SHORT EXERCISE | Pictures do not belong in the copy. Return all of the entries exactly.

SUPPLIED DATA |
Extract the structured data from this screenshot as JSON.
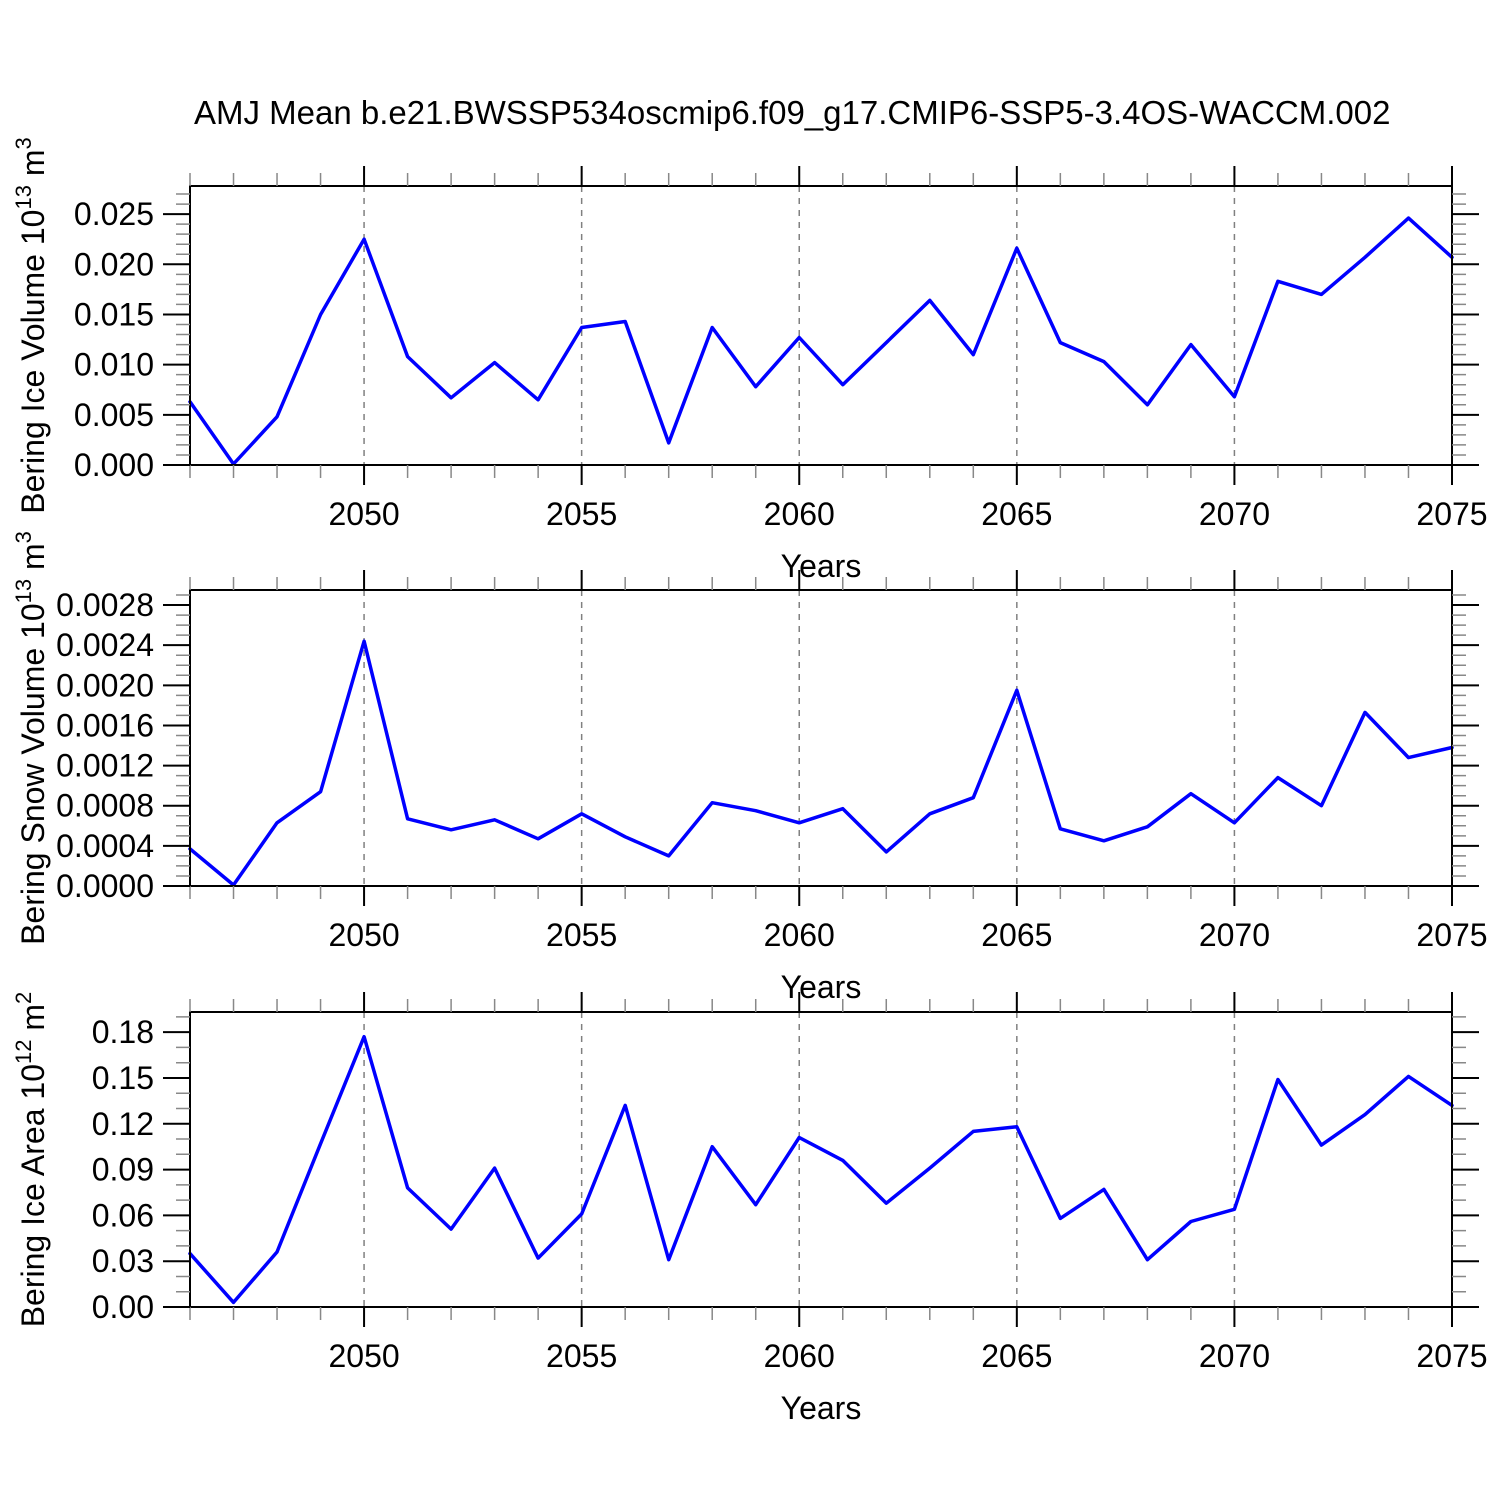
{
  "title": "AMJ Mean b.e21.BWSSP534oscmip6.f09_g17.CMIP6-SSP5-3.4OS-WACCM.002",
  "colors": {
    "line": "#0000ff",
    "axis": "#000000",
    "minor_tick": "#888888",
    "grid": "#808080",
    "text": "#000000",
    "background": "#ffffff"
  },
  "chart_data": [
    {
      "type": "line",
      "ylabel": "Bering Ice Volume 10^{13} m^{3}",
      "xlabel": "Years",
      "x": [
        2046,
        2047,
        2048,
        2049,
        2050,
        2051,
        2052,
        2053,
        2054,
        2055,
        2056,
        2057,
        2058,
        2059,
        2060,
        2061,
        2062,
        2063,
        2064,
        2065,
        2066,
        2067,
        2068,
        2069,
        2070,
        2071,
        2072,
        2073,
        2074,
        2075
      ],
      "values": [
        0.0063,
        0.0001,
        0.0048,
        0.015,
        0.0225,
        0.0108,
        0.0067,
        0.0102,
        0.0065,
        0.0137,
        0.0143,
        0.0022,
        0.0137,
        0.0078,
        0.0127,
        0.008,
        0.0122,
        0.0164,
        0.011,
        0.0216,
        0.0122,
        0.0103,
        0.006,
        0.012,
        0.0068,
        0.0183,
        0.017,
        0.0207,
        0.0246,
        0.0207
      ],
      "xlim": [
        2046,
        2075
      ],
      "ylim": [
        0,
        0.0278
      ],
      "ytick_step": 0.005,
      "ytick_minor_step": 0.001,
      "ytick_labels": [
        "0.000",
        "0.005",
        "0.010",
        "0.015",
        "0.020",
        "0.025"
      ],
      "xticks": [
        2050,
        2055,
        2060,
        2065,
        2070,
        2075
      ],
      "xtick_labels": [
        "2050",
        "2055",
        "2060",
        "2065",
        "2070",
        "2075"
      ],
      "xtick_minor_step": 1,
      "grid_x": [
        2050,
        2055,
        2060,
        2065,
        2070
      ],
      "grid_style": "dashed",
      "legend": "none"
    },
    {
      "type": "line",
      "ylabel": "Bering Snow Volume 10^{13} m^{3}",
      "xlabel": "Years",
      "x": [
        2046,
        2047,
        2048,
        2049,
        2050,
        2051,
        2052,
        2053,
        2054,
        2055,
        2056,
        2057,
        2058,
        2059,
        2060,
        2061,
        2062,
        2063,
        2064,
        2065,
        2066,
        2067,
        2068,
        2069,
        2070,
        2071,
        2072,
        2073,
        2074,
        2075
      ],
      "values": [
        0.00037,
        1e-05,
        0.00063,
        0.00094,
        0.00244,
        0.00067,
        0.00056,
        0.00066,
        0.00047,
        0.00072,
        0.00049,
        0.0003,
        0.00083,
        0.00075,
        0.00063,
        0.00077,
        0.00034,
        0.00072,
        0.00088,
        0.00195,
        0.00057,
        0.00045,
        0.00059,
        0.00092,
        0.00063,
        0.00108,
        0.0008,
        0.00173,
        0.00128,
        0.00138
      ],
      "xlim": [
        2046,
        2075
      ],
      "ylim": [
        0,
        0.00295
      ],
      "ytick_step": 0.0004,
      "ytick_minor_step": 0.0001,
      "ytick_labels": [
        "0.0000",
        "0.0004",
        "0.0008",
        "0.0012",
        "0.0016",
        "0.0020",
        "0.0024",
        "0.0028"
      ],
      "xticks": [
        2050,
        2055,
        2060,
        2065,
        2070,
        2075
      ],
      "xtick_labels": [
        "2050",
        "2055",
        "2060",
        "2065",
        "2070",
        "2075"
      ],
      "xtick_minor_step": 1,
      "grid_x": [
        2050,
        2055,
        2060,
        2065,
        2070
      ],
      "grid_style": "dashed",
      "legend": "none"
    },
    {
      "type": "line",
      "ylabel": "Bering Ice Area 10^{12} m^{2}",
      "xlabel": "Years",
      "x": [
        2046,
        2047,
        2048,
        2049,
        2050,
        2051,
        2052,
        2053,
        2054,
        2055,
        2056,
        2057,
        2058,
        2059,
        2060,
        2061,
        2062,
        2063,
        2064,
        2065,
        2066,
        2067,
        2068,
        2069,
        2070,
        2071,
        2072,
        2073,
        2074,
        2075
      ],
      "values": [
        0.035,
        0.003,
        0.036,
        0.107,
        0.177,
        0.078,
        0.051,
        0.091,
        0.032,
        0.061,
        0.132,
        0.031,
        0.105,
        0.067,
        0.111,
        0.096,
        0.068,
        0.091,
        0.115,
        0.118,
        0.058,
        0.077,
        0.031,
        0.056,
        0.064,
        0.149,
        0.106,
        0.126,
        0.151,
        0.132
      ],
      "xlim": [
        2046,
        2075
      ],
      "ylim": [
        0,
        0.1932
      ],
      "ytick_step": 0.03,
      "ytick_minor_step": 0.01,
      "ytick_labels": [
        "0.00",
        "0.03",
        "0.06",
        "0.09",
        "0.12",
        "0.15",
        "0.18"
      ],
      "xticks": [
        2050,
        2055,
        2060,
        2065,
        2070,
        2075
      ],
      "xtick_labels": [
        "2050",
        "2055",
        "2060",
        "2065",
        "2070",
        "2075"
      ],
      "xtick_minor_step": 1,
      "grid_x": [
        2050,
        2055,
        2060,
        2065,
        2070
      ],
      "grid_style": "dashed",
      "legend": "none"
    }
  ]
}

EXERCISE RESULT |
Extract the structured data from this screenshot as JSON.
{
  "title": "AMJ Mean b.e21.BWSSP534oscmip6.f09_g17.CMIP6-SSP5-3.4OS-WACCM.002",
  "colors": {
    "line": "#0000ff",
    "axis": "#000000",
    "minor_tick": "#888888",
    "grid": "#808080",
    "text": "#000000",
    "background": "#ffffff"
  },
  "chart_data": [
    {
      "type": "line",
      "ylabel": "Bering Ice Volume 10^{13} m^{3}",
      "xlabel": "Years",
      "x": [
        2046,
        2047,
        2048,
        2049,
        2050,
        2051,
        2052,
        2053,
        2054,
        2055,
        2056,
        2057,
        2058,
        2059,
        2060,
        2061,
        2062,
        2063,
        2064,
        2065,
        2066,
        2067,
        2068,
        2069,
        2070,
        2071,
        2072,
        2073,
        2074,
        2075
      ],
      "values": [
        0.0063,
        0.0001,
        0.0048,
        0.015,
        0.0225,
        0.0108,
        0.0067,
        0.0102,
        0.0065,
        0.0137,
        0.0143,
        0.0022,
        0.0137,
        0.0078,
        0.0127,
        0.008,
        0.0122,
        0.0164,
        0.011,
        0.0216,
        0.0122,
        0.0103,
        0.006,
        0.012,
        0.0068,
        0.0183,
        0.017,
        0.0207,
        0.0246,
        0.0207
      ],
      "xlim": [
        2046,
        2075
      ],
      "ylim": [
        0,
        0.0278
      ],
      "ytick_step": 0.005,
      "ytick_minor_step": 0.001,
      "ytick_labels": [
        "0.000",
        "0.005",
        "0.010",
        "0.015",
        "0.020",
        "0.025"
      ],
      "xticks": [
        2050,
        2055,
        2060,
        2065,
        2070,
        2075
      ],
      "xtick_labels": [
        "2050",
        "2055",
        "2060",
        "2065",
        "2070",
        "2075"
      ],
      "xtick_minor_step": 1,
      "grid_x": [
        2050,
        2055,
        2060,
        2065,
        2070
      ],
      "grid_style": "dashed",
      "legend": "none"
    },
    {
      "type": "line",
      "ylabel": "Bering Snow Volume 10^{13} m^{3}",
      "xlabel": "Years",
      "x": [
        2046,
        2047,
        2048,
        2049,
        2050,
        2051,
        2052,
        2053,
        2054,
        2055,
        2056,
        2057,
        2058,
        2059,
        2060,
        2061,
        2062,
        2063,
        2064,
        2065,
        2066,
        2067,
        2068,
        2069,
        2070,
        2071,
        2072,
        2073,
        2074,
        2075
      ],
      "values": [
        0.00037,
        1e-05,
        0.00063,
        0.00094,
        0.00244,
        0.00067,
        0.00056,
        0.00066,
        0.00047,
        0.00072,
        0.00049,
        0.0003,
        0.00083,
        0.00075,
        0.00063,
        0.00077,
        0.00034,
        0.00072,
        0.00088,
        0.00195,
        0.00057,
        0.00045,
        0.00059,
        0.00092,
        0.00063,
        0.00108,
        0.0008,
        0.00173,
        0.00128,
        0.00138
      ],
      "xlim": [
        2046,
        2075
      ],
      "ylim": [
        0,
        0.00295
      ],
      "ytick_step": 0.0004,
      "ytick_minor_step": 0.0001,
      "ytick_labels": [
        "0.0000",
        "0.0004",
        "0.0008",
        "0.0012",
        "0.0016",
        "0.0020",
        "0.0024",
        "0.0028"
      ],
      "xticks": [
        2050,
        2055,
        2060,
        2065,
        2070,
        2075
      ],
      "xtick_labels": [
        "2050",
        "2055",
        "2060",
        "2065",
        "2070",
        "2075"
      ],
      "xtick_minor_step": 1,
      "grid_x": [
        2050,
        2055,
        2060,
        2065,
        2070
      ],
      "grid_style": "dashed",
      "legend": "none"
    },
    {
      "type": "line",
      "ylabel": "Bering Ice Area 10^{12} m^{2}",
      "xlabel": "Years",
      "x": [
        2046,
        2047,
        2048,
        2049,
        2050,
        2051,
        2052,
        2053,
        2054,
        2055,
        2056,
        2057,
        2058,
        2059,
        2060,
        2061,
        2062,
        2063,
        2064,
        2065,
        2066,
        2067,
        2068,
        2069,
        2070,
        2071,
        2072,
        2073,
        2074,
        2075
      ],
      "values": [
        0.035,
        0.003,
        0.036,
        0.107,
        0.177,
        0.078,
        0.051,
        0.091,
        0.032,
        0.061,
        0.132,
        0.031,
        0.105,
        0.067,
        0.111,
        0.096,
        0.068,
        0.091,
        0.115,
        0.118,
        0.058,
        0.077,
        0.031,
        0.056,
        0.064,
        0.149,
        0.106,
        0.126,
        0.151,
        0.132
      ],
      "xlim": [
        2046,
        2075
      ],
      "ylim": [
        0,
        0.1932
      ],
      "ytick_step": 0.03,
      "ytick_minor_step": 0.01,
      "ytick_labels": [
        "0.00",
        "0.03",
        "0.06",
        "0.09",
        "0.12",
        "0.15",
        "0.18"
      ],
      "xticks": [
        2050,
        2055,
        2060,
        2065,
        2070,
        2075
      ],
      "xtick_labels": [
        "2050",
        "2055",
        "2060",
        "2065",
        "2070",
        "2075"
      ],
      "xtick_minor_step": 1,
      "grid_x": [
        2050,
        2055,
        2060,
        2065,
        2070
      ],
      "grid_style": "dashed",
      "legend": "none"
    }
  ]
}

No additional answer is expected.